───── Materials provided

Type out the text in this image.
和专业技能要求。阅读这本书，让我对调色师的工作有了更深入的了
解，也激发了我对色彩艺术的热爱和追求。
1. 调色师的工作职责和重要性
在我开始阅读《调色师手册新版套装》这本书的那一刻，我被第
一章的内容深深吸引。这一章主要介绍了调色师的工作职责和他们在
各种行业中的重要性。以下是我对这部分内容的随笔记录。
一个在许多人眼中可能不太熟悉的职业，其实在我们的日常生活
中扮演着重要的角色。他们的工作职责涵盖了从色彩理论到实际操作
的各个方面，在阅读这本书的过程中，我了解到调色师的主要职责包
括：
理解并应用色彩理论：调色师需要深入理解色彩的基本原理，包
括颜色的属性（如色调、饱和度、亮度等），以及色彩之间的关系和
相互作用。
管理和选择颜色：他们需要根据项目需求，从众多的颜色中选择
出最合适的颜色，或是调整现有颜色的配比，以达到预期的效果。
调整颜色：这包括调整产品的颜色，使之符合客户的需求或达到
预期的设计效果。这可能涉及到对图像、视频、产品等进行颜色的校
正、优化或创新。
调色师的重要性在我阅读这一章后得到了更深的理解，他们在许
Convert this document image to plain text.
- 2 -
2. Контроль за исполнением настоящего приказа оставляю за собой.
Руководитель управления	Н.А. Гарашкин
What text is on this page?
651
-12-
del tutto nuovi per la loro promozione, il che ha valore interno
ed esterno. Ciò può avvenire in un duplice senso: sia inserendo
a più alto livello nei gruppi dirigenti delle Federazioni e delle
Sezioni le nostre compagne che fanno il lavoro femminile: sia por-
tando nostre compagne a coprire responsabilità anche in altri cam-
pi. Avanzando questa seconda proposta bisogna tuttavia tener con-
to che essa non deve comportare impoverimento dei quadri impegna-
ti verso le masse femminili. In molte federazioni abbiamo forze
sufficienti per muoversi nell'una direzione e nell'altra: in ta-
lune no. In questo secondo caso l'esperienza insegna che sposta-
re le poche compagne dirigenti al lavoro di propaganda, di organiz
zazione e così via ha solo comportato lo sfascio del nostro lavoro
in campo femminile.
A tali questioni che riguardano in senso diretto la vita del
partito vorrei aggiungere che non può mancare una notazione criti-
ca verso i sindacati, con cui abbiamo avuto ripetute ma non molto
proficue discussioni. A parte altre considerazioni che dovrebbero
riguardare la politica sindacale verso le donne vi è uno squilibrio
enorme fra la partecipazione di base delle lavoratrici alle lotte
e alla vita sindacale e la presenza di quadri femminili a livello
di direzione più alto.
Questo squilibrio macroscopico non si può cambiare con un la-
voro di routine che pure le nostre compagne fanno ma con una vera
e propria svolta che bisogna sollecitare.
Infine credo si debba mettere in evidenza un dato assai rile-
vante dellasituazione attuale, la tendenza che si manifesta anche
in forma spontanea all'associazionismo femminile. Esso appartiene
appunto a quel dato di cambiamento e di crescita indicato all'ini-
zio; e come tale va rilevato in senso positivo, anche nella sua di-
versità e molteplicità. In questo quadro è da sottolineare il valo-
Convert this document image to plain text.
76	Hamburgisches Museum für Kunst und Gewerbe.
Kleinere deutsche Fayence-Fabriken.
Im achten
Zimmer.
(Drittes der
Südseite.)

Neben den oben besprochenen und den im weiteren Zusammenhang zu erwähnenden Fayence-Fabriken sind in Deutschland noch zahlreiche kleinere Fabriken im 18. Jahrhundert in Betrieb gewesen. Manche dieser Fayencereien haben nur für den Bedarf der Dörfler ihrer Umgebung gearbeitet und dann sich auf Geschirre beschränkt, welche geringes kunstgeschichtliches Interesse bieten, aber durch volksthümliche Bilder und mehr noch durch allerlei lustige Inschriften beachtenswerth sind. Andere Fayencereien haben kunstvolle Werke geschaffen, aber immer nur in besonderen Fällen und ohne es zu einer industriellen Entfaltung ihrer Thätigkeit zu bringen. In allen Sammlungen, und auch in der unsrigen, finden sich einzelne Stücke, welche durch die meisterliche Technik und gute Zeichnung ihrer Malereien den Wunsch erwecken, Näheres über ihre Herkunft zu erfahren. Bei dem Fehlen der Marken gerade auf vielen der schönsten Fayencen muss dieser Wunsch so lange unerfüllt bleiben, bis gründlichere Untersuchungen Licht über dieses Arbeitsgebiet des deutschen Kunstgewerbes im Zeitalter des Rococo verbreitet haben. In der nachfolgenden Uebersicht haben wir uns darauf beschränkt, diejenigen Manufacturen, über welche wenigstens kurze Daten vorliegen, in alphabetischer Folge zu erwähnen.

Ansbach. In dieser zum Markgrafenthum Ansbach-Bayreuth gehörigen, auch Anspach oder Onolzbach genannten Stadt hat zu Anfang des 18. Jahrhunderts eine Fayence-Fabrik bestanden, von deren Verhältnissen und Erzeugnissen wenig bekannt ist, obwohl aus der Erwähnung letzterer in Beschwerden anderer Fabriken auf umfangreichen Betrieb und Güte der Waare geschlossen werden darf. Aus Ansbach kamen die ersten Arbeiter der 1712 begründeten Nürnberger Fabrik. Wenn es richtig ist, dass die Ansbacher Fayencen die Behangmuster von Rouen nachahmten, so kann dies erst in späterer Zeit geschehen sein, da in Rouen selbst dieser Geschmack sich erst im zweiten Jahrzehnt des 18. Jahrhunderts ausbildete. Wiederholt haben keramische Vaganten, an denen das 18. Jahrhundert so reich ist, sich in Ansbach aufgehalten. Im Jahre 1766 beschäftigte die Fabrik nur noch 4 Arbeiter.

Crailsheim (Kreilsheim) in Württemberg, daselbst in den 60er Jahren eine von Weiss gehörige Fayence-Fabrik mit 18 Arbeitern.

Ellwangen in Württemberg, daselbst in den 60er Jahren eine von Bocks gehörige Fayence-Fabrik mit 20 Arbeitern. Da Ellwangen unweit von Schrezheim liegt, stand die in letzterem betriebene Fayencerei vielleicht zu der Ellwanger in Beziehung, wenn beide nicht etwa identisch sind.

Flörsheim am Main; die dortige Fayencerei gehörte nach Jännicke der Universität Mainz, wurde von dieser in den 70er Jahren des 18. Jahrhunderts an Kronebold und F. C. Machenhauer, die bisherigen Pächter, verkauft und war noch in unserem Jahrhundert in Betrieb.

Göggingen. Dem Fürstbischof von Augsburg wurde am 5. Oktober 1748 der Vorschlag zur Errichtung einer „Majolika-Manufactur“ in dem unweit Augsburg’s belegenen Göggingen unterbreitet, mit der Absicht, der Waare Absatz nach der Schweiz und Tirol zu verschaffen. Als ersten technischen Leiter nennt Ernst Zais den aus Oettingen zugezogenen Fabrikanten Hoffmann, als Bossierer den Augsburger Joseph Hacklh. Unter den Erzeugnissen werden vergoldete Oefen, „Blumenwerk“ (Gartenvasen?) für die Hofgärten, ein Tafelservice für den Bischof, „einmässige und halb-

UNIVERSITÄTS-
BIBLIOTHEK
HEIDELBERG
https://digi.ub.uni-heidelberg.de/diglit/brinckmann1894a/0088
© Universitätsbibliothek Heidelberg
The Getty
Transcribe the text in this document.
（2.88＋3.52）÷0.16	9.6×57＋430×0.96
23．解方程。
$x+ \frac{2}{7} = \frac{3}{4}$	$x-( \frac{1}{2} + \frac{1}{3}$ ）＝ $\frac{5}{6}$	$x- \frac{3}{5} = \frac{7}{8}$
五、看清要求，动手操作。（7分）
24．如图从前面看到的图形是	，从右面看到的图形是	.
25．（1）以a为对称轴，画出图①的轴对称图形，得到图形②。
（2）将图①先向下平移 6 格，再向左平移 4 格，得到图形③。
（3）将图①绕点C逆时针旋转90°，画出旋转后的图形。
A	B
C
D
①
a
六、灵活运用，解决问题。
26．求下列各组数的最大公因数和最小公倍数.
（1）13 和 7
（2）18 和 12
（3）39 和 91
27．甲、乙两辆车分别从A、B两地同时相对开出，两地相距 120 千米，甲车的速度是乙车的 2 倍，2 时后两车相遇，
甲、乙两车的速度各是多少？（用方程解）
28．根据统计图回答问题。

──────────

*What needs to be done*. Using the records given above, list every line that includes the word "lavoro".

*Expected answer*.
Sezioni le nostre compagne che fanno il lavoro femminile: sia por-
re le poche compagne dirigenti al lavoro di propaganda, di organiz
zazione e così via ha solo comportato lo sfascio del nostro lavoro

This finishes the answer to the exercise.